Exercise: Find the lines that hold the word "flocons" and return them.

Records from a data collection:
======

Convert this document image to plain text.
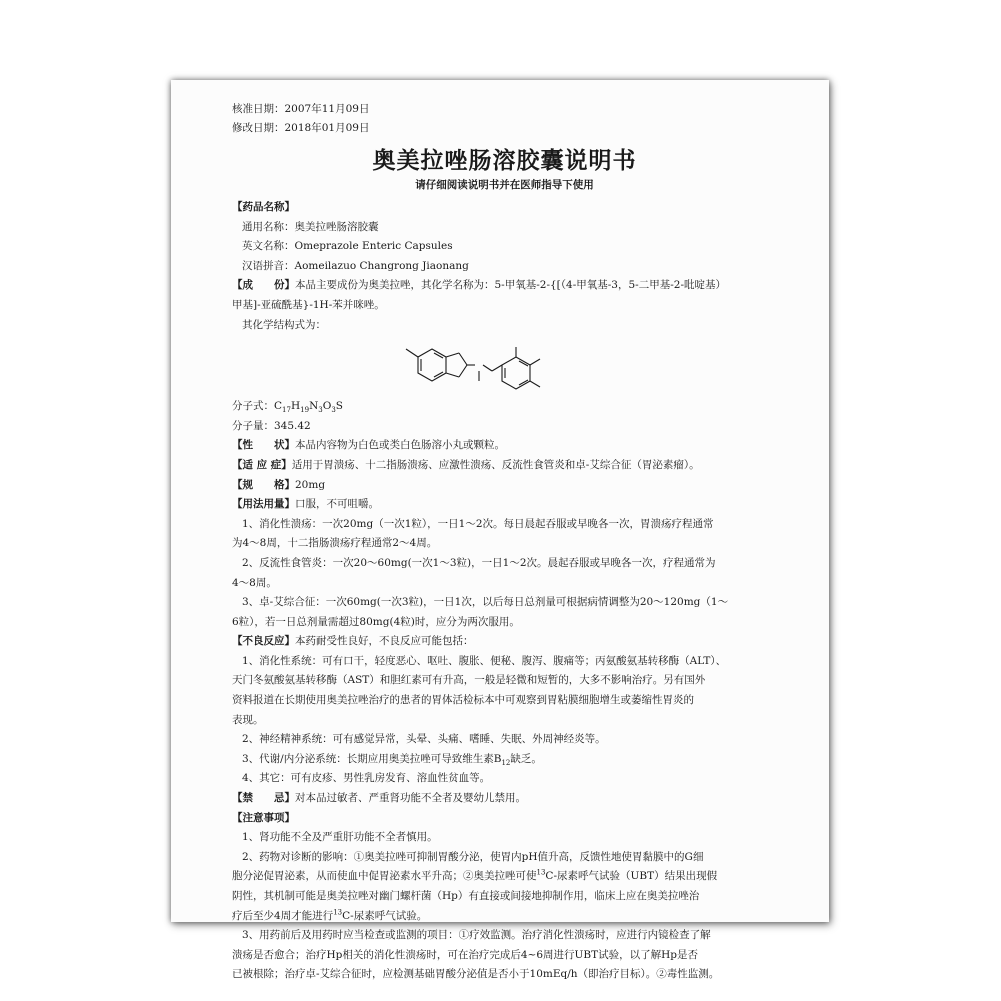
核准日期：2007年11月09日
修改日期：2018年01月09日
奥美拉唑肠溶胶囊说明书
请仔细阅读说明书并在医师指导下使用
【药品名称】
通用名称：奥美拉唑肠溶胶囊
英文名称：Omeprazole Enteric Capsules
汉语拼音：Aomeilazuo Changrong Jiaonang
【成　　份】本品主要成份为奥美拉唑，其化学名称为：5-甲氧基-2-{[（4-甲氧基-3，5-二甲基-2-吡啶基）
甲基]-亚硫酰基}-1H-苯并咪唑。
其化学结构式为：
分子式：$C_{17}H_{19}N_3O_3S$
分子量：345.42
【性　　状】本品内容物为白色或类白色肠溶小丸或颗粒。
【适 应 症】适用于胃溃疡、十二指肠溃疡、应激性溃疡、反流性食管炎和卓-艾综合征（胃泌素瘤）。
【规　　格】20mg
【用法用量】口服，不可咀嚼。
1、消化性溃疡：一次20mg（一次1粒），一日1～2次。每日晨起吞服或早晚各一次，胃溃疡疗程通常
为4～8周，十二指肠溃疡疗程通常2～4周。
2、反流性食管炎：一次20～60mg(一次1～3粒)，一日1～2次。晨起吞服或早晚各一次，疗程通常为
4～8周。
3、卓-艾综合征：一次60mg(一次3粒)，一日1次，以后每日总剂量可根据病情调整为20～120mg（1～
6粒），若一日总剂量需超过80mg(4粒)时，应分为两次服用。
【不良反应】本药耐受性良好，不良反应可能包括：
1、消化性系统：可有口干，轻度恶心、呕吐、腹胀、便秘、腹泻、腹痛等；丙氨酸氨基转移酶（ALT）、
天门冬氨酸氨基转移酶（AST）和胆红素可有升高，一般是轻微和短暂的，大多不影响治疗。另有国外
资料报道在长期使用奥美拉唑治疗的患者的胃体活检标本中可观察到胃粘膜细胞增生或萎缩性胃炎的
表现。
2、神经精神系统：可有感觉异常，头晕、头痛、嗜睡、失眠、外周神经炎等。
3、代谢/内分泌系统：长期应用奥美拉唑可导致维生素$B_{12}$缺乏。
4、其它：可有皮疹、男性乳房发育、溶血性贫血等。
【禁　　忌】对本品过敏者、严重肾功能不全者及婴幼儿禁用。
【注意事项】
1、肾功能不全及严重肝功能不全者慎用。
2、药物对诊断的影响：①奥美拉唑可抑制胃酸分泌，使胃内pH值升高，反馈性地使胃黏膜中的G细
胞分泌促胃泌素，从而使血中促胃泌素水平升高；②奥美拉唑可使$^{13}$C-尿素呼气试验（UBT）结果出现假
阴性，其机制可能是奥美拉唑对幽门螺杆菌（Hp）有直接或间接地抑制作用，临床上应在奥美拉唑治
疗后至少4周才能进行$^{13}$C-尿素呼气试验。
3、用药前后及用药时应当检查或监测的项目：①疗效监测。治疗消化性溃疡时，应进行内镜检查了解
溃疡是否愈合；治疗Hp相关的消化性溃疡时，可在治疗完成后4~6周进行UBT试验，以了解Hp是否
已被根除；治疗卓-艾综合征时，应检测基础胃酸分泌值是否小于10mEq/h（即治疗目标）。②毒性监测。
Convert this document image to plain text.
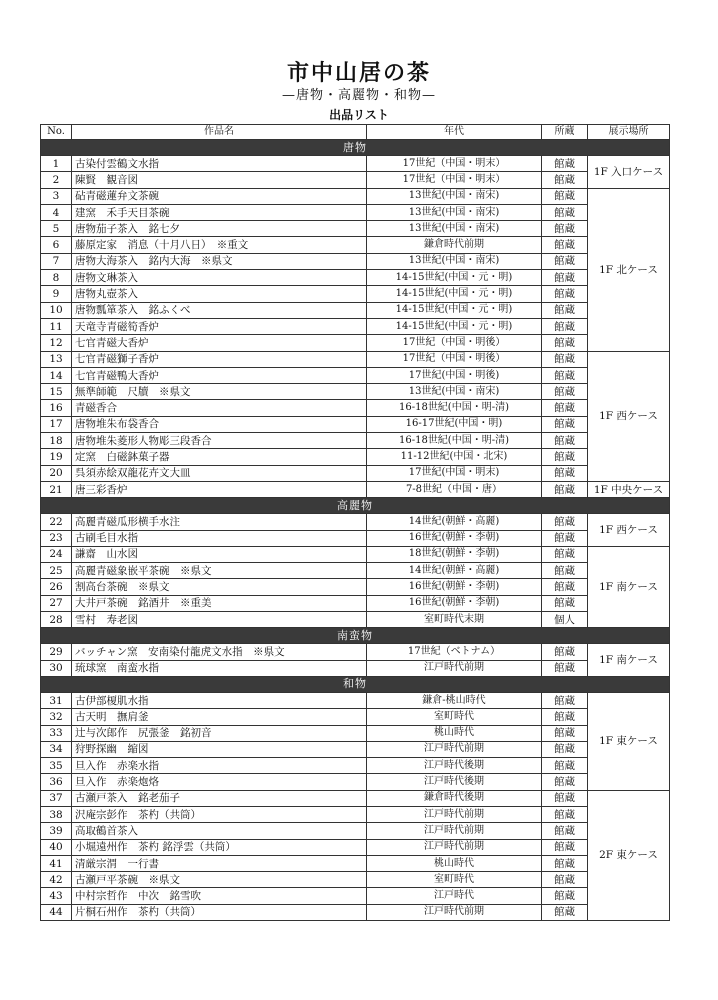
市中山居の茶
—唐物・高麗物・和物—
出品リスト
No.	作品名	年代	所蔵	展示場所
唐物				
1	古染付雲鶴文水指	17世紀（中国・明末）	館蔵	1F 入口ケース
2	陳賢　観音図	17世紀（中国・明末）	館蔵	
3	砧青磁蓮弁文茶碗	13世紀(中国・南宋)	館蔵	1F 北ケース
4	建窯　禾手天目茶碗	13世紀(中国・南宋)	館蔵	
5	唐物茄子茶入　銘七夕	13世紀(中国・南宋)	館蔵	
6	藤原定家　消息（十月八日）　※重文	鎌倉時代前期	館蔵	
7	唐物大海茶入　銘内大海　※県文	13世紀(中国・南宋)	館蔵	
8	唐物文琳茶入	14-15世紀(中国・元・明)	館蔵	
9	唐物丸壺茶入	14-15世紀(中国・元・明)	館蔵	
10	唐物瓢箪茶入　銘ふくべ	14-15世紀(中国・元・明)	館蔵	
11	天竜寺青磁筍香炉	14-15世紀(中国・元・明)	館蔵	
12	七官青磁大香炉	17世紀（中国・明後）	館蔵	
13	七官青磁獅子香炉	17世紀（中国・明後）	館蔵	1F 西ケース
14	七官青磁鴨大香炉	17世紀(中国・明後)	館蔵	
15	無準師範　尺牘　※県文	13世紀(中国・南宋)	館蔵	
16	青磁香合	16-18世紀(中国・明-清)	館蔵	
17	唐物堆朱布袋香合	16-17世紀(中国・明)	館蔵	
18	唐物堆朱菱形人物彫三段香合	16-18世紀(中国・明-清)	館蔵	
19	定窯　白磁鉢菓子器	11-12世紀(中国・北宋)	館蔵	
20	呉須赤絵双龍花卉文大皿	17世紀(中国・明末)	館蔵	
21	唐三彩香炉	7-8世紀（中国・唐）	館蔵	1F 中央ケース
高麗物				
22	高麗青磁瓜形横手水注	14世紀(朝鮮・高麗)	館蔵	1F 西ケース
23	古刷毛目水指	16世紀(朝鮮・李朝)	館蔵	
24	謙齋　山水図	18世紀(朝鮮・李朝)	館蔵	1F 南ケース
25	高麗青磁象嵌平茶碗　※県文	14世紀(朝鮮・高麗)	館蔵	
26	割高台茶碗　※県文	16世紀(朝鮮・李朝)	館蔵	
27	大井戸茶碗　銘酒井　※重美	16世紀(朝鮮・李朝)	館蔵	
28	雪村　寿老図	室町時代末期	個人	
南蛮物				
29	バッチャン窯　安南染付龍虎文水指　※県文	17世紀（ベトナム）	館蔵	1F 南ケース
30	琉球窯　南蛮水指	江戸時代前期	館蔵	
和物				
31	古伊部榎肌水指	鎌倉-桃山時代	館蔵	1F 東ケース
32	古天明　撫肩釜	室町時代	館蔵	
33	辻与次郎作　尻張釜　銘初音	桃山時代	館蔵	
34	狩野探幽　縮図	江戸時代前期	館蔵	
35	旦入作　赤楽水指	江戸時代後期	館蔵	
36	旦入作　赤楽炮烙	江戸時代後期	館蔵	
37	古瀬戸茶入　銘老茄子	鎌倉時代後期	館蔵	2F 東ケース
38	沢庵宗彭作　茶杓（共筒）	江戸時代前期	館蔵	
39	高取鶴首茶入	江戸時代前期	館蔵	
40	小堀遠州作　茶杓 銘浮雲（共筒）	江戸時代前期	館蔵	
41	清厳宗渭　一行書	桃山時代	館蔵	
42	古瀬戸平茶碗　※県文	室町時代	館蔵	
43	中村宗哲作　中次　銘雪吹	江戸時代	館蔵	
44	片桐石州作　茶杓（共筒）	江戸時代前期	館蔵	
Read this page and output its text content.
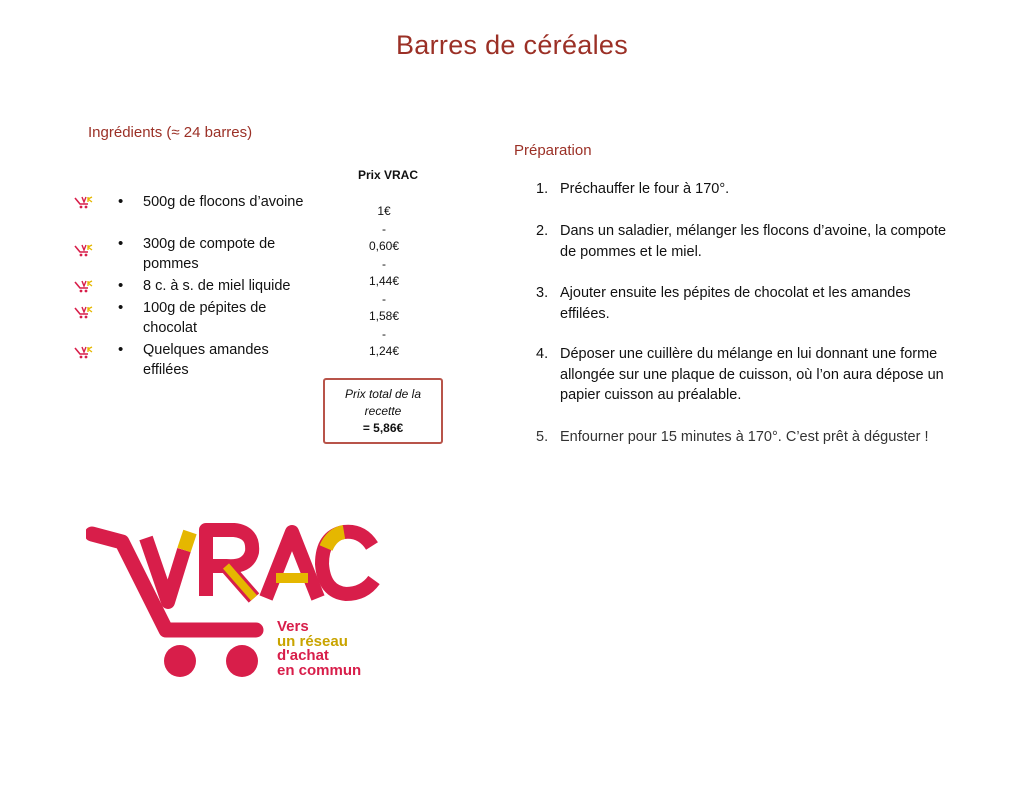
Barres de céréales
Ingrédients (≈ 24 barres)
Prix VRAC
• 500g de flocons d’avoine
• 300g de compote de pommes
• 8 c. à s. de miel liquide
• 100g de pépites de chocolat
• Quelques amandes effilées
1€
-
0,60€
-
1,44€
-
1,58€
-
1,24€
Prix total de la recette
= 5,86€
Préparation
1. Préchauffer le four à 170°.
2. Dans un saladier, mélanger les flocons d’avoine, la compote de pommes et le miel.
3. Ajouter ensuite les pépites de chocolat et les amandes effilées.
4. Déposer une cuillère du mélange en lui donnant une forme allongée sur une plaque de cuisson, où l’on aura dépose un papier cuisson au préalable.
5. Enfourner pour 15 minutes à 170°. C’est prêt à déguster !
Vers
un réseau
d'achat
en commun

======

Result of this exercise:
• 500g de flocons d’avoine
2. Dans un saladier, mélanger les flocons d’avoine, la compote de pommes et le miel.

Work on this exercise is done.